Scan the records and identify every line in which the string "Interior" occurs, then return those lines.

Extracted records
● ● ●

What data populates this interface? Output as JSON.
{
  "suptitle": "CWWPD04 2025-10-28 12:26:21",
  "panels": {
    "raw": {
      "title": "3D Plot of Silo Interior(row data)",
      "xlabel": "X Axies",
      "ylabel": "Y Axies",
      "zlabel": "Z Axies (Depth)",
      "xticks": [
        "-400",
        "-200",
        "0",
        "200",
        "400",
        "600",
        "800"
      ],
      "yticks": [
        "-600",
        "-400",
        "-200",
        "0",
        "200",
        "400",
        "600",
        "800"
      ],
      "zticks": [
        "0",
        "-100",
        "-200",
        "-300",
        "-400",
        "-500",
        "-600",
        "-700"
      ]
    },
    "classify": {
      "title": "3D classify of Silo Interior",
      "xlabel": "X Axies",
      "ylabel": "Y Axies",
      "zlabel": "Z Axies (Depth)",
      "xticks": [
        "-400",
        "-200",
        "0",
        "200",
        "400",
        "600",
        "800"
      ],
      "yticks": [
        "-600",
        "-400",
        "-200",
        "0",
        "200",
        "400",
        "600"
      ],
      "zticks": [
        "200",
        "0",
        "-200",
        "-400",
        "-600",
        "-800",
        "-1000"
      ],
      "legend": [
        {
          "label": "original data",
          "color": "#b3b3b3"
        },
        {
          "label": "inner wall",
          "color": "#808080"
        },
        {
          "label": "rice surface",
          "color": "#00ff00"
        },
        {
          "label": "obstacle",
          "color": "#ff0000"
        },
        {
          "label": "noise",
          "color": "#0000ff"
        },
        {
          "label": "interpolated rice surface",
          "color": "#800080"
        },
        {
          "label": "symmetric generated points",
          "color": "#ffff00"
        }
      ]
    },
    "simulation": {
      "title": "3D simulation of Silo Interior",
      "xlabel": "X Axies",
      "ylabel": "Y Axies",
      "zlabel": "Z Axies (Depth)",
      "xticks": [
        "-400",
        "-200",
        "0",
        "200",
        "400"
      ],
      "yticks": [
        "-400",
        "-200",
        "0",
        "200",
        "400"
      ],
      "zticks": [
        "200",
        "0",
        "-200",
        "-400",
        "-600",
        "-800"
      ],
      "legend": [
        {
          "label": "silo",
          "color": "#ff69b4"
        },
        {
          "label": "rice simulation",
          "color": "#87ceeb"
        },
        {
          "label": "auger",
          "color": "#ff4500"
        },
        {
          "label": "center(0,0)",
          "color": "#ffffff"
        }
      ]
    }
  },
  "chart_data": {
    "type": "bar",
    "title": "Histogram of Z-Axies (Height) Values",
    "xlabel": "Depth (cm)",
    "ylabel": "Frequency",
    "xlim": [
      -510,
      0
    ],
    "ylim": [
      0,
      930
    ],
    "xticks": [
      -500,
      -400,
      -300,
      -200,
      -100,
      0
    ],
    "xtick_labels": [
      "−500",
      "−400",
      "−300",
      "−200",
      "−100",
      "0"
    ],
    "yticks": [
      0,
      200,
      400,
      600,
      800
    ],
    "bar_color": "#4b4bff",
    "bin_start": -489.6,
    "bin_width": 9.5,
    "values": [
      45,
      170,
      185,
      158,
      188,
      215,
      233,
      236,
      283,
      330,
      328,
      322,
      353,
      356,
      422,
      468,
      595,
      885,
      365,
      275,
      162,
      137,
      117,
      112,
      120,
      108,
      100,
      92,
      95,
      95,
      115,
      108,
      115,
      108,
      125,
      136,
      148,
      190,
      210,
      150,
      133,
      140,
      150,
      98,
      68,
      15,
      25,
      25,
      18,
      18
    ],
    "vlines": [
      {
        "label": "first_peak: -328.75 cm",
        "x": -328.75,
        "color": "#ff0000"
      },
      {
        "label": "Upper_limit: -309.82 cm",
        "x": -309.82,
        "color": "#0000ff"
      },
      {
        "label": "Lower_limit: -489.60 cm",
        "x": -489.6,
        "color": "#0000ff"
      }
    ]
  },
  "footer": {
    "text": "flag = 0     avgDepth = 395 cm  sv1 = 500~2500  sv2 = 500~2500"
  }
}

● ● ●

■ **RESULT FOR THIS EXERCISE**:
      "title": "3D Plot of Silo Interior(row data)",
      "title": "3D classify of Silo Interior",
      "title": "3D simulation of Silo Interior",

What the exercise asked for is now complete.